CHALLENGE
Report every line in the listing below where the string "from" shows up.

DATA LISTING
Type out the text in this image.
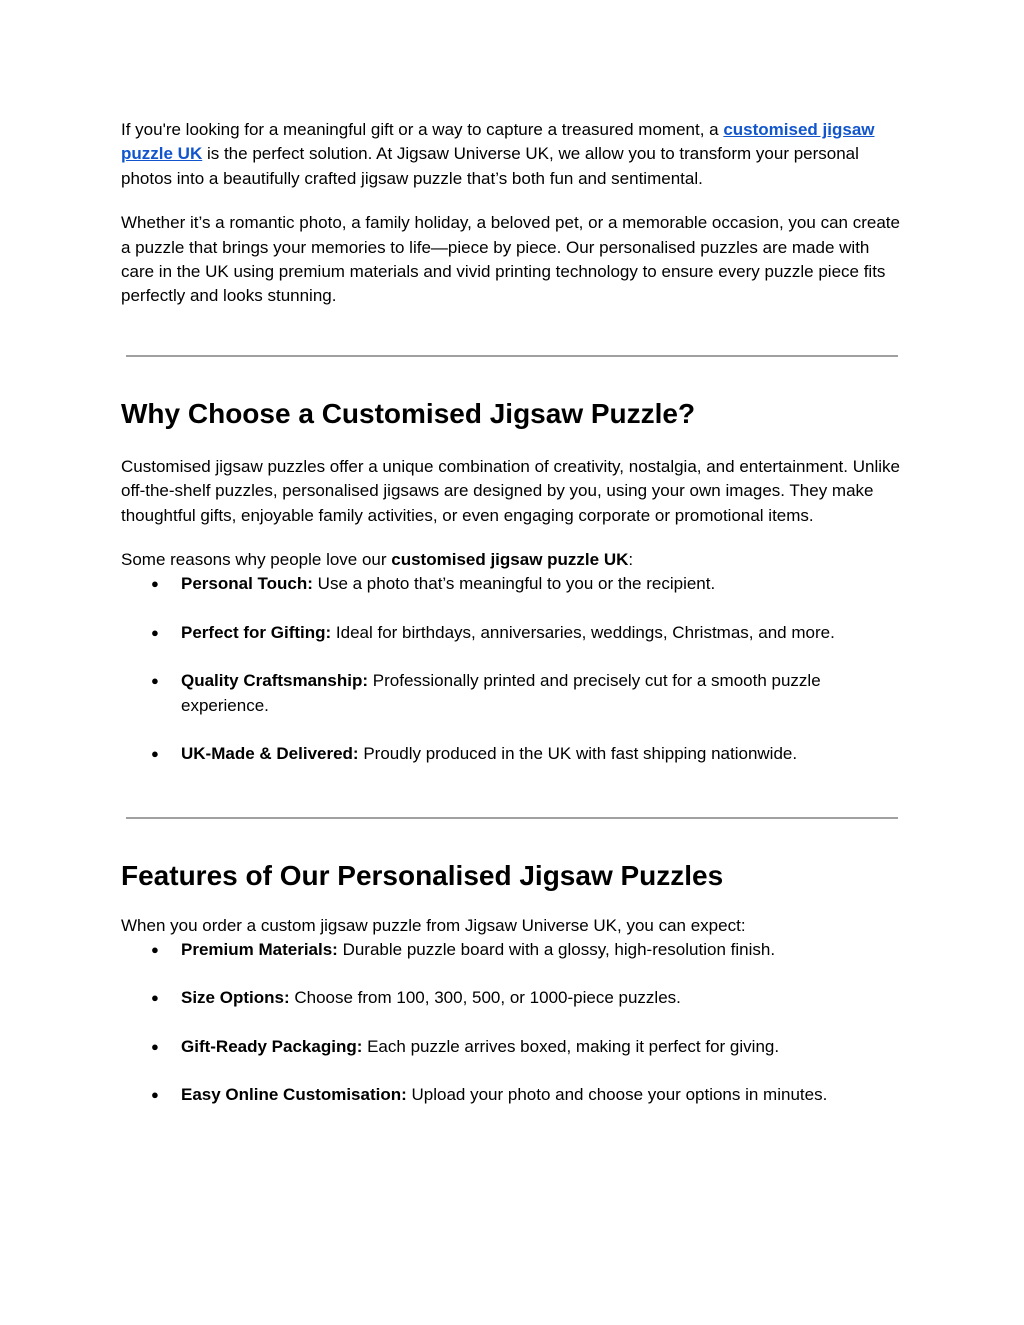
If you're looking for a meaningful gift or a way to capture a treasured moment, a customised jigsaw puzzle UK is the perfect solution. At Jigsaw Universe UK, we allow you to transform your personal photos into a beautifully crafted jigsaw puzzle that’s both fun and sentimental.

Whether it’s a romantic photo, a family holiday, a beloved pet, or a memorable occasion, you can create a puzzle that brings your memories to life—piece by piece. Our personalised puzzles are made with care in the UK using premium materials and vivid printing technology to ensure every puzzle piece fits perfectly and looks stunning.

Why Choose a Customised Jigsaw Puzzle?

Customised jigsaw puzzles offer a unique combination of creativity, nostalgia, and entertainment. Unlike off-the-shelf puzzles, personalised jigsaws are designed by you, using your own images. They make thoughtful gifts, enjoyable family activities, or even engaging corporate or promotional items.

Some reasons why people love our customised jigsaw puzzle UK:

● Personal Touch: Use a photo that’s meaningful to you or the recipient.
● Perfect for Gifting: Ideal for birthdays, anniversaries, weddings, Christmas, and more.
● Quality Craftsmanship: Professionally printed and precisely cut for a smooth puzzle experience.
● UK-Made & Delivered: Proudly produced in the UK with fast shipping nationwide.
Features of Our Personalised Jigsaw Puzzles

When you order a custom jigsaw puzzle from Jigsaw Universe UK, you can expect:

● Premium Materials: Durable puzzle board with a glossy, high-resolution finish.
● Size Options: Choose from 100, 300, 500, or 1000-piece puzzles.
● Gift-Ready Packaging: Each puzzle arrives boxed, making it perfect for giving.
● Easy Online Customisation: Upload your photo and choose your options in minutes.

EXERCISE RESULT
When you order a custom jigsaw puzzle from Jigsaw Universe UK, you can expect:
● Size Options: Choose from 100, 300, 500, or 1000-piece puzzles.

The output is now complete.